## Task to complete
Locate the lines that hold the string "true". Copy every such line.

Data items:
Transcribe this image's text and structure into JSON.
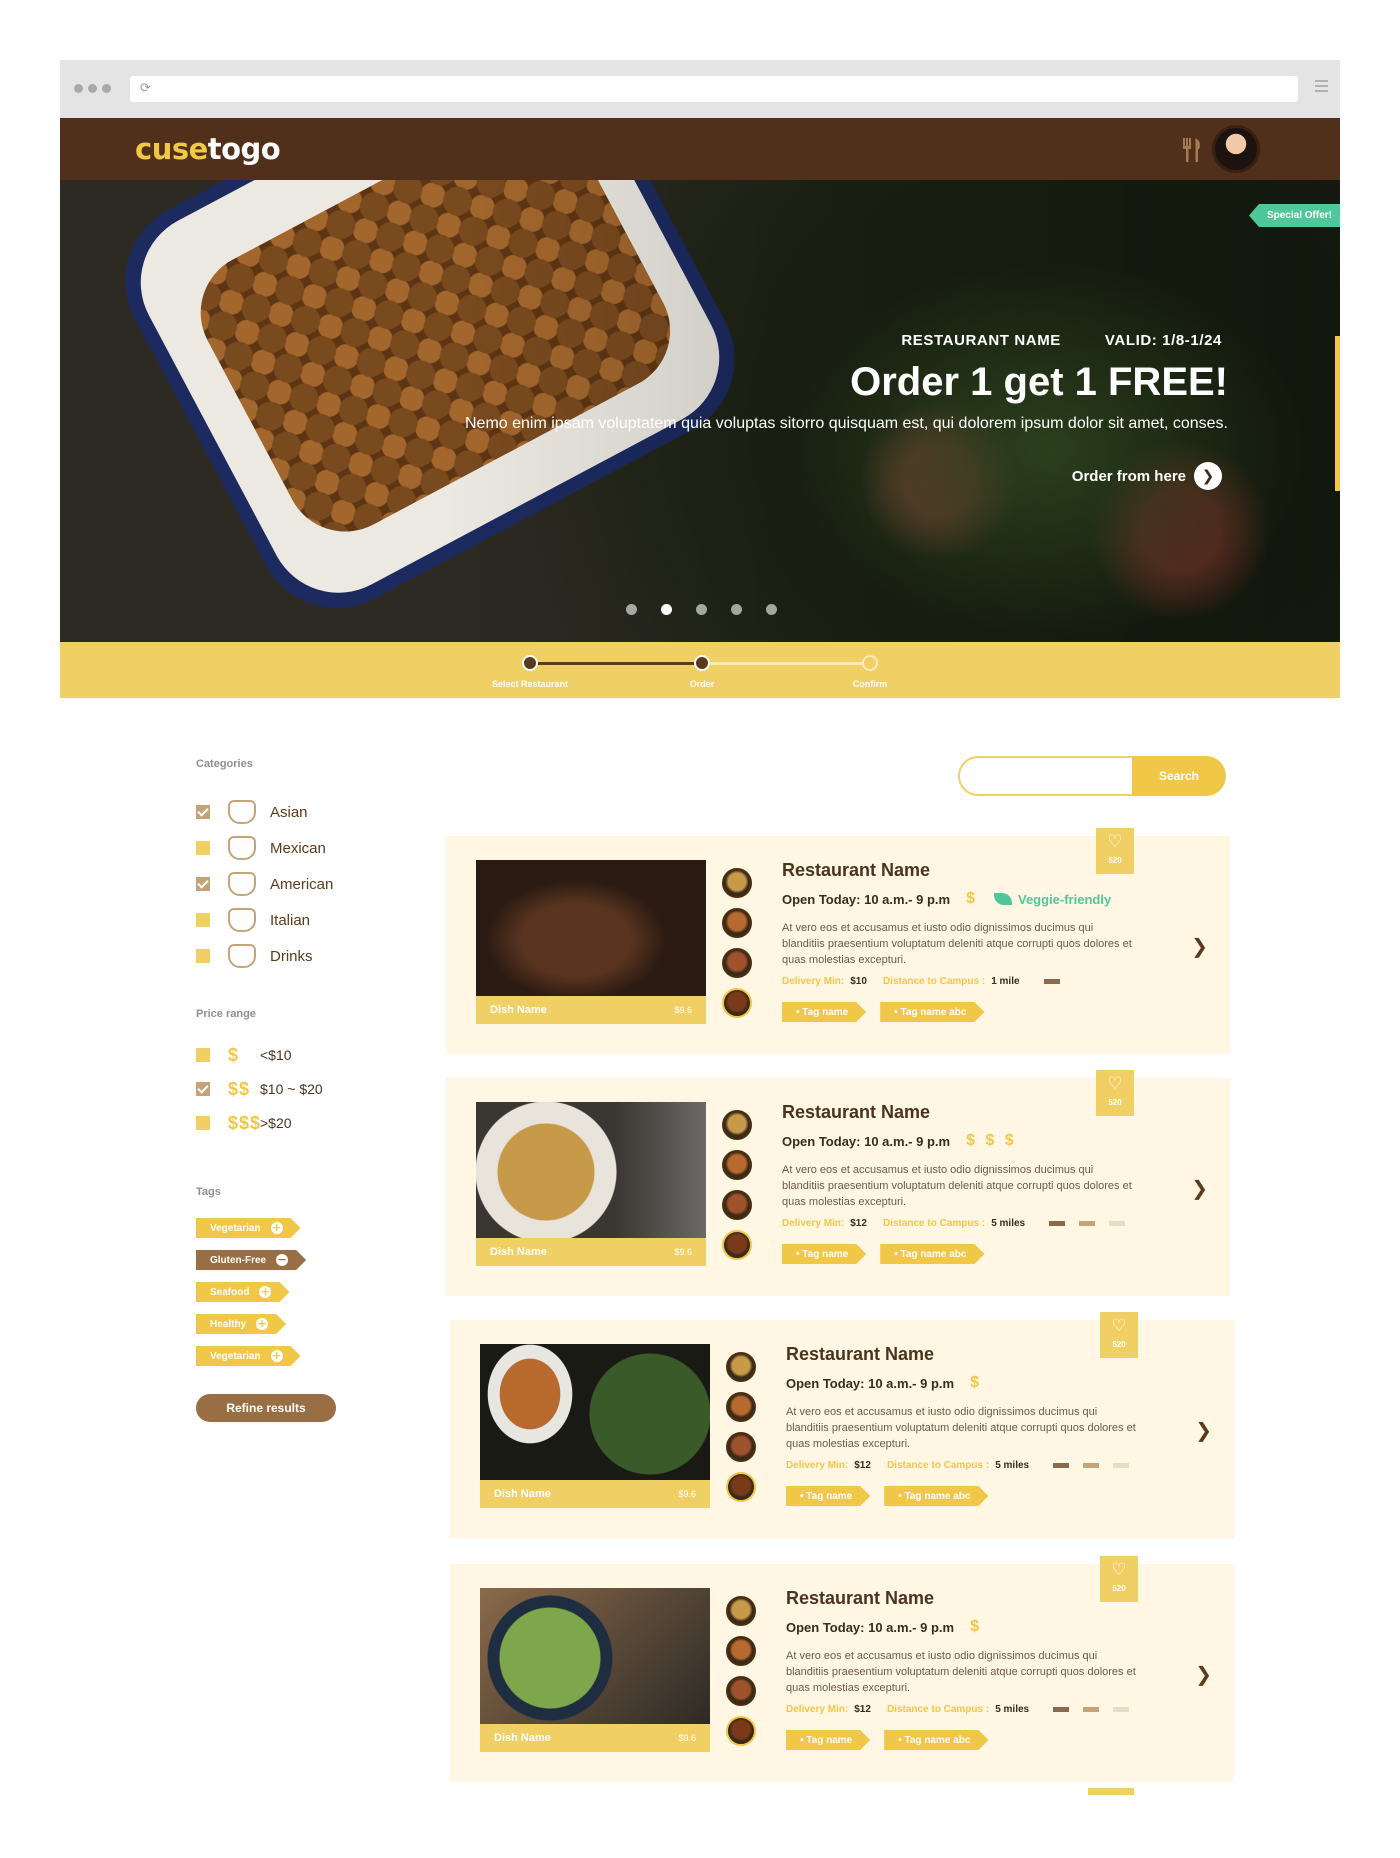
{
  "app": {
    "brand_part1": "cuse",
    "brand_part2": "togo"
  },
  "header": {
    "icons": [
      "utensils-icon",
      "avatar"
    ]
  },
  "hero": {
    "badge": "Special Offer!",
    "restaurant": "RESTAURANT NAME",
    "valid": "VALID: 1/8-1/24",
    "title": "Order 1 get 1 FREE!",
    "description": "Nemo enim ipsam voluptatem quia voluptas sitorro quisquam est, qui dolorem ipsum dolor sit amet, conses.",
    "cta": "Order from here",
    "slides": {
      "count": 5,
      "active": 2
    }
  },
  "steps": [
    {
      "label": "Select Restaurant",
      "state": "done"
    },
    {
      "label": "Order",
      "state": "current"
    },
    {
      "label": "Confirm",
      "state": "pending"
    }
  ],
  "filters": {
    "categories_title": "Categories",
    "categories": [
      {
        "label": "Asian",
        "checked": true,
        "icon": "noodle-bowl-icon"
      },
      {
        "label": "Mexican",
        "checked": false,
        "icon": "taco-icon"
      },
      {
        "label": "American",
        "checked": true,
        "icon": "bread-icon"
      },
      {
        "label": "Italian",
        "checked": false,
        "icon": "pizza-icon"
      },
      {
        "label": "Drinks",
        "checked": false,
        "icon": "drink-cup-icon"
      }
    ],
    "price_title": "Price range",
    "prices": [
      {
        "symbol": "$",
        "label": "<$10",
        "checked": false
      },
      {
        "symbol": "$$",
        "label": "$10 ~ $20",
        "checked": true
      },
      {
        "symbol": "$$$",
        "label": ">$20",
        "checked": false
      }
    ],
    "tags_title": "Tags",
    "tags": [
      {
        "label": "Vegetarian",
        "action": "+",
        "active": false
      },
      {
        "label": "Gluten-Free",
        "action": "−",
        "active": true
      },
      {
        "label": "Seafood",
        "action": "+",
        "active": false
      },
      {
        "label": "Healthy",
        "action": "+",
        "active": false
      },
      {
        "label": "Vegetarian",
        "action": "+",
        "active": false
      }
    ],
    "refine_label": "Refine results"
  },
  "search": {
    "button": "Search",
    "placeholder": ""
  },
  "labels": {
    "delivery": "Delivery Min:",
    "distance": "Distance to Campus :",
    "tag1": "Tag name",
    "tag2": "Tag name abc",
    "dish_name": "Dish Name",
    "dish_price": "$9.6",
    "heart_count": "520",
    "description": "At vero eos et accusamus et iusto odio dignissimos ducimus qui blanditiis praesentium voluptatum deleniti atque corrupti quos dolores et quas molestias excepturi."
  },
  "restaurants": [
    {
      "name": "Restaurant Name",
      "hours": "Open Today: 10 a.m.- 9 p.m",
      "cost": "$",
      "veggie": "Veggie-friendly",
      "delivery_min": "$10",
      "distance": "1 mile",
      "distance_level": 1
    },
    {
      "name": "Restaurant Name",
      "hours": "Open Today: 10 a.m.- 9 p.m",
      "cost": "$ $ $",
      "veggie": "",
      "delivery_min": "$12",
      "distance": "5 miles",
      "distance_level": 2
    },
    {
      "name": "Restaurant Name",
      "hours": "Open Today: 10 a.m.- 9 p.m",
      "cost": "$",
      "veggie": "",
      "delivery_min": "$12",
      "distance": "5 miles",
      "distance_level": 2
    },
    {
      "name": "Restaurant Name",
      "hours": "Open Today: 10 a.m.- 9 p.m",
      "cost": "$",
      "veggie": "",
      "delivery_min": "$12",
      "distance": "5 miles",
      "distance_level": 2
    }
  ],
  "colors": {
    "brand_brown": "#50301a",
    "accent_yellow": "#f0c747",
    "card_bg": "#fff7e3",
    "veggie_green": "#4ec79b"
  }
}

## Response to this task
        "checked": true,
        "checked": true,
        "checked": true
        "active": true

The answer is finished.